**PROBLEM DESCRIPTION:**
Search the data for the word "كلية" and copy every line where it occurs.
------ INFORMATION SUPPLIED
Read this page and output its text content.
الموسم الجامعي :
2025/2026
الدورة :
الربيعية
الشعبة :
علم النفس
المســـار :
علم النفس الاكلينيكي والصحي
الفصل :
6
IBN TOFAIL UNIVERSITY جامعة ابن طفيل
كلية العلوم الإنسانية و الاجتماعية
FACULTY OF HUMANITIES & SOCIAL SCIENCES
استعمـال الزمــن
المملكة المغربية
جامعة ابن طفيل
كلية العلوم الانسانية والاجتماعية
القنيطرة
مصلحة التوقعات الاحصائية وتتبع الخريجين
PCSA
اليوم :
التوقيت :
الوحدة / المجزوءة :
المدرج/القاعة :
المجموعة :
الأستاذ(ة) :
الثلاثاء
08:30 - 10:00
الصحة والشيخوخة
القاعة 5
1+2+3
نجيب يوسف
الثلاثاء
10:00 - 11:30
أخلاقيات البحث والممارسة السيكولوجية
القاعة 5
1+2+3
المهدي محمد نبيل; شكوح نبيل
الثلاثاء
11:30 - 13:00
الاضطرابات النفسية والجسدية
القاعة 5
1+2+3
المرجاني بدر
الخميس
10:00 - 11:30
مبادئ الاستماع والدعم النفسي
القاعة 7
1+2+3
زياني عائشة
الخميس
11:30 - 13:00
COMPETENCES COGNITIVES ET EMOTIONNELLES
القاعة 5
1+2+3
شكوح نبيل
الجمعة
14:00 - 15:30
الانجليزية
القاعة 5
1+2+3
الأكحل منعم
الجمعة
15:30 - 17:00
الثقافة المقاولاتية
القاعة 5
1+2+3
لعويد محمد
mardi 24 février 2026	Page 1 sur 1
------------
------ INFORMATION SUPPLIED
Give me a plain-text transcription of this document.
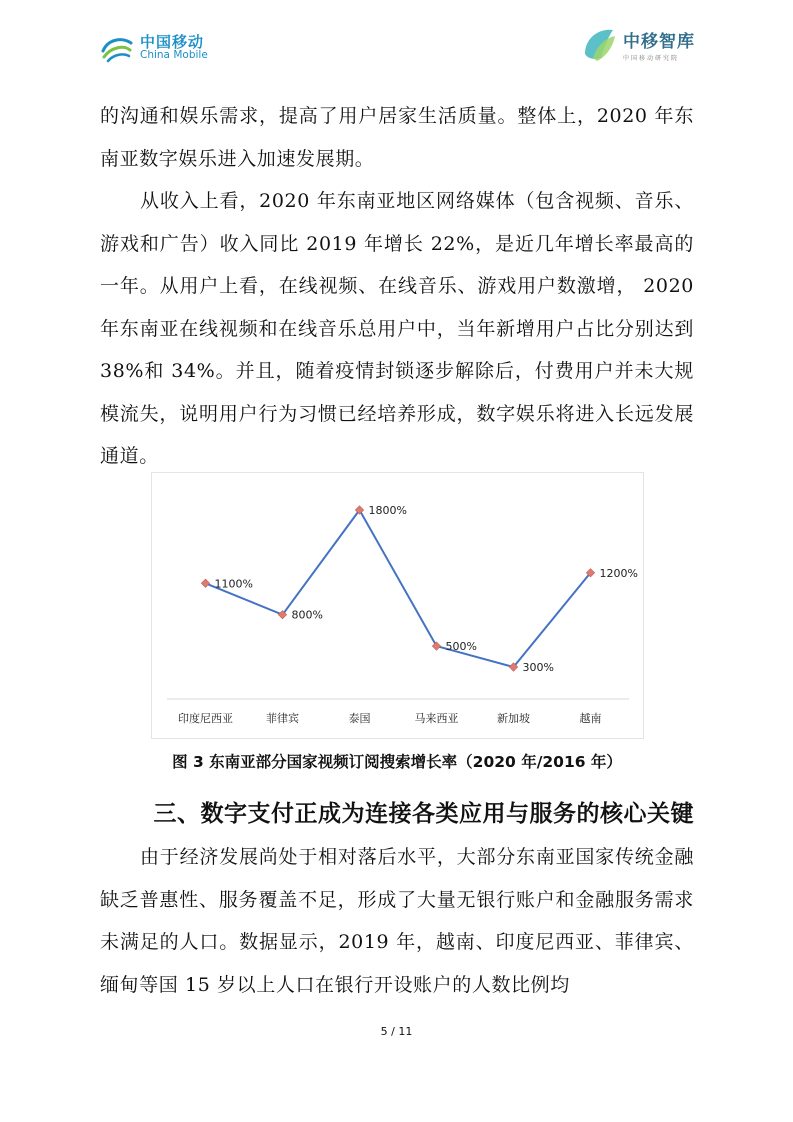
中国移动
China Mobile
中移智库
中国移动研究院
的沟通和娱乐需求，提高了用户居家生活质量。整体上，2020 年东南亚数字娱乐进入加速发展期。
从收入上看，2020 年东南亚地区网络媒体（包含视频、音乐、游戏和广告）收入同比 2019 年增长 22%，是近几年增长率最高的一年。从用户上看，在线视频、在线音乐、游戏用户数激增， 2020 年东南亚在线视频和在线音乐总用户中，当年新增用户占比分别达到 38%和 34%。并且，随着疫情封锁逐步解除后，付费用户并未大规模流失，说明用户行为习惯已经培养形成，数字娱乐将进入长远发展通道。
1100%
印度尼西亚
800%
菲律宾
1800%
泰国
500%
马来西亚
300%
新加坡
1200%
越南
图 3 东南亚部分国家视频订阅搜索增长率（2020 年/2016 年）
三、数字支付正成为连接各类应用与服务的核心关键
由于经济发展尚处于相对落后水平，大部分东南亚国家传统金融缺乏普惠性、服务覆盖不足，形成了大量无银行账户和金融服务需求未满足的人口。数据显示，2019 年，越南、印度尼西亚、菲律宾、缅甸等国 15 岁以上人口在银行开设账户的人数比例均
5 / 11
------------
**EXPECTED ANSWER:**
كلية العلوم الإنسانية و الاجتماعية
كلية العلوم الانسانية والاجتماعية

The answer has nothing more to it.